MATERIAL TO PROCESS:
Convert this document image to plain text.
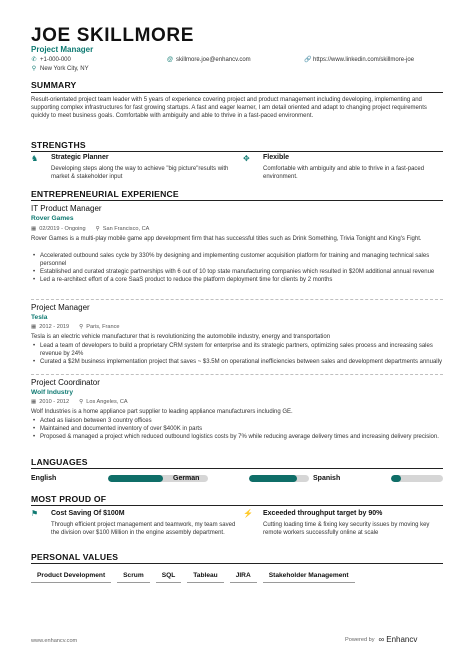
JOE SKILLMORE
Project Manager
✆ +1-000-000	@ skillmore.joe@enhancv.com	🔗 https://www.linkedin.com/skillmore-joe
⚲ New York City, NY
SUMMARY
Result-orientated project team leader with 5 years of experience covering project and product management including developing, implementing and supporting complex infrastructures for fast growing startups. A fast and eager learner, I am detail oriented and adapt to changing project requirements quickly to meet business goals. Comfortable with ambiguity and able to thrive in a fast-paced environment.
STRENGTHS
♞ Strategic Planner
Developing steps along the way to achieve "big picture"results with market & stakeholder input
✥ Flexible
Comfortable with ambiguity and able to thrive in a fast-paced environment.
ENTREPRENEURIAL EXPERIENCE
IT Product Manager
Rover Games
▦ 02/2019 - Ongoing ⚲ San Francisco, CA
Rover Games is a multi-play mobile game app development firm that has successful titles such as Drink Something, Trivia Tonight and King's Fight.
• Accelerated outbound sales cycle by 330% by designing and implementing customer acquisition platform for training and managing technical sales personnel
• Established and curated strategic partnerships with 6 out of 10 top state manufacturing companies which resulted in $20M additional annual revenue
• Led a re-architect effort of a core SaaS product to reduce the platform deployment time for clients by 2 months
Project Manager
Tesla
▦ 2012 - 2019 ⚲ Paris, France
Tesla is an electric vehicle manufacturer that is revolutionizing the automobile industry, energy and transportation
• Lead a team of developers to build a proprietary CRM system for enterprise and its strategic partners, optimizing sales process and increasing sales revenue by 24%
• Curated a $2M business implementation project that saves ~ $3.5M on operational inefficiencies between sales and development departments annually
Project Coordinator
Wolf Industry
▦ 2010 - 2012 ⚲ Los Angeles, CA
Wolf Industries is a home appliance part supplier to leading appliance manufacturers including GE.
• Acted as liaison between 3 country offices
• Maintained and documented inventory of over $400K in parts
• Proposed & managed a project which reduced outbound logistics costs by 7% while reducing average delivery times and increasing delivery precision.
LANGUAGES
English	German	Spanish
MOST PROUD OF
⚑ Cost Saving Of $100M
Through efficient project management and teamwork, my team saved the division over $100 Million in the engine assembly department.
⚡ Exceeded throughput target by 90%
Cutting loading time & fixing key security issues by moving key remote workers successfully online at scale
PERSONAL VALUES
Product Development	Scrum	SQL	Tableau	JIRA	Stakeholder Management
www.enhancv.com	Powered by ∞ Enhancv
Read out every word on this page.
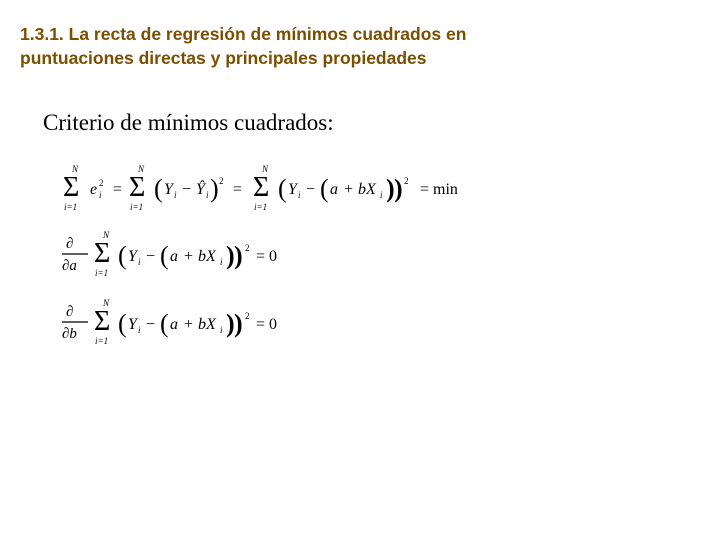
1.3.1. La recta de regresión de mínimos cuadrados en
puntuaciones directas y principales propiedades
Criterio de mínimos cuadrados:
N
Σ
i=1
e i
2 =
N
Σ
i=1
( Y i − Ŷ i ) 2 =
N
Σ
i=1
( Y i − ( a + bX i ) ) 2 = min
∂
∂a
N
Σ
i=1
( Y i − ( a + bX i ) ) 2 = 0
∂
∂b
N
Σ
i=1
( Y i − ( a + bX i ) ) 2 = 0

DIRECTIONS FOR THIS TASK: Output the full set of records above without changing a word, and drop the images.

SOLUTION TO THE EXERCISE:
Convert this document image to plain text.
JOE SKILLMORE
Project Manager
✆ +1-000-000	@ skillmore.joe@enhancv.com	🔗 https://www.linkedin.com/skillmore-joe
⚲ New York City, NY
SUMMARY
Result-orientated project team leader with 5 years of experience covering project and product management including developing, implementing and supporting complex infrastructures for fast growing startups. A fast and eager learner, I am detail oriented and adapt to changing project requirements quickly to meet business goals. Comfortable with ambiguity and able to thrive in a fast-paced environment.
STRENGTHS
♞ Strategic Planner
Developing steps along the way to achieve "big picture"results with market & stakeholder input
✥ Flexible
Comfortable with ambiguity and able to thrive in a fast-paced environment.
ENTREPRENEURIAL EXPERIENCE
IT Product Manager
Rover Games
▦ 02/2019 - Ongoing ⚲ San Francisco, CA
Rover Games is a multi-play mobile game app development firm that has successful titles such as Drink Something, Trivia Tonight and King's Fight.
• Accelerated outbound sales cycle by 330% by designing and implementing customer acquisition platform for training and managing technical sales personnel
• Established and curated strategic partnerships with 6 out of 10 top state manufacturing companies which resulted in $20M additional annual revenue
• Led a re-architect effort of a core SaaS product to reduce the platform deployment time for clients by 2 months
Project Manager
Tesla
▦ 2012 - 2019 ⚲ Paris, France
Tesla is an electric vehicle manufacturer that is revolutionizing the automobile industry, energy and transportation
• Lead a team of developers to build a proprietary CRM system for enterprise and its strategic partners, optimizing sales process and increasing sales revenue by 24%
• Curated a $2M business implementation project that saves ~ $3.5M on operational inefficiencies between sales and development departments annually
Project Coordinator
Wolf Industry
▦ 2010 - 2012 ⚲ Los Angeles, CA
Wolf Industries is a home appliance part supplier to leading appliance manufacturers including GE.
• Acted as liaison between 3 country offices
• Maintained and documented inventory of over $400K in parts
• Proposed & managed a project which reduced outbound logistics costs by 7% while reducing average delivery times and increasing delivery precision.
LANGUAGES
English	German	Spanish
MOST PROUD OF
⚑ Cost Saving Of $100M
Through efficient project management and teamwork, my team saved the division over $100 Million in the engine assembly department.
⚡ Exceeded throughput target by 90%
Cutting loading time & fixing key security issues by moving key remote workers successfully online at scale
PERSONAL VALUES
Product Development	Scrum	SQL	Tableau	JIRA	Stakeholder Management
www.enhancv.com	Powered by ∞ Enhancv
Read out every word on this page.
1.3.1. La recta de regresión de mínimos cuadrados en
puntuaciones directas y principales propiedades
Criterio de mínimos cuadrados:
N
Σ
i=1
e i
2 =
N
Σ
i=1
( Y i − Ŷ i ) 2 =
N
Σ
i=1
( Y i − ( a + bX i ) ) 2 = min
∂
∂a
N
Σ
i=1
( Y i − ( a + bX i ) ) 2 = 0
∂
∂b
N
Σ
i=1
( Y i − ( a + bX i ) ) 2 = 0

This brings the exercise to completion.